** Data listing **
'''
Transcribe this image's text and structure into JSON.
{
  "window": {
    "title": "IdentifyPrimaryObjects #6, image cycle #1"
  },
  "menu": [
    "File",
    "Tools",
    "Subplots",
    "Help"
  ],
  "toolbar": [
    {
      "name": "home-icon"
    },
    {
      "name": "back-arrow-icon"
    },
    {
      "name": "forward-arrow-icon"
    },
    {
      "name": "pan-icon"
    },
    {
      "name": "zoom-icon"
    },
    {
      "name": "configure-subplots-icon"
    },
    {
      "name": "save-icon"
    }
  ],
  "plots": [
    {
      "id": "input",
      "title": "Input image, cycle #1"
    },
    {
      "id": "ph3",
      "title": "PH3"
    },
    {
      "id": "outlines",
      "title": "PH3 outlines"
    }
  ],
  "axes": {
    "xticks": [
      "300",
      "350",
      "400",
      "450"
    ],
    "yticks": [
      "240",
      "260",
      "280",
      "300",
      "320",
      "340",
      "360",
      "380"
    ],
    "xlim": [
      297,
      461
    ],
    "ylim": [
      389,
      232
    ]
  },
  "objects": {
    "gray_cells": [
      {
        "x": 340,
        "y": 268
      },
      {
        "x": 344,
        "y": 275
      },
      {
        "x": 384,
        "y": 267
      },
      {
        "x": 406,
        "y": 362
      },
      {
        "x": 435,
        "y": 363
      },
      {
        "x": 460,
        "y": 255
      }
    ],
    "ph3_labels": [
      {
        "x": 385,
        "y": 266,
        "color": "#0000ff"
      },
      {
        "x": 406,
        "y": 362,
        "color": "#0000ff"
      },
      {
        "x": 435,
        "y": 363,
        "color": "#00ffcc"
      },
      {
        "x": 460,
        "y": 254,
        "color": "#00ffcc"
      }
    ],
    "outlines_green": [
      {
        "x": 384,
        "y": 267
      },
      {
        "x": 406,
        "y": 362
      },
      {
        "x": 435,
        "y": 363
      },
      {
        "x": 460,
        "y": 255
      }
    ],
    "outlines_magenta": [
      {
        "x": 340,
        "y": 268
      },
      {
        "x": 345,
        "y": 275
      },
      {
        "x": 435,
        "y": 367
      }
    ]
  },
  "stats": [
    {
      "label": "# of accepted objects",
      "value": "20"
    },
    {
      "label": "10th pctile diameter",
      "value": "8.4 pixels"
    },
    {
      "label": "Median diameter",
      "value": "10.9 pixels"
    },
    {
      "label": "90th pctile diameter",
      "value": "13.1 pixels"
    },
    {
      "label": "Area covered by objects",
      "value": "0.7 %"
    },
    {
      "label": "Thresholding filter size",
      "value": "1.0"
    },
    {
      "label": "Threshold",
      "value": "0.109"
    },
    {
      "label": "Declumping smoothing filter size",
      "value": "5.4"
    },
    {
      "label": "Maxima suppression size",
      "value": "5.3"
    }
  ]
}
'''
Find each line in the records holding the string "filter" and show it.

** Exercise solution **
      "label": "Thresholding filter size",
      "label": "Declumping smoothing filter size",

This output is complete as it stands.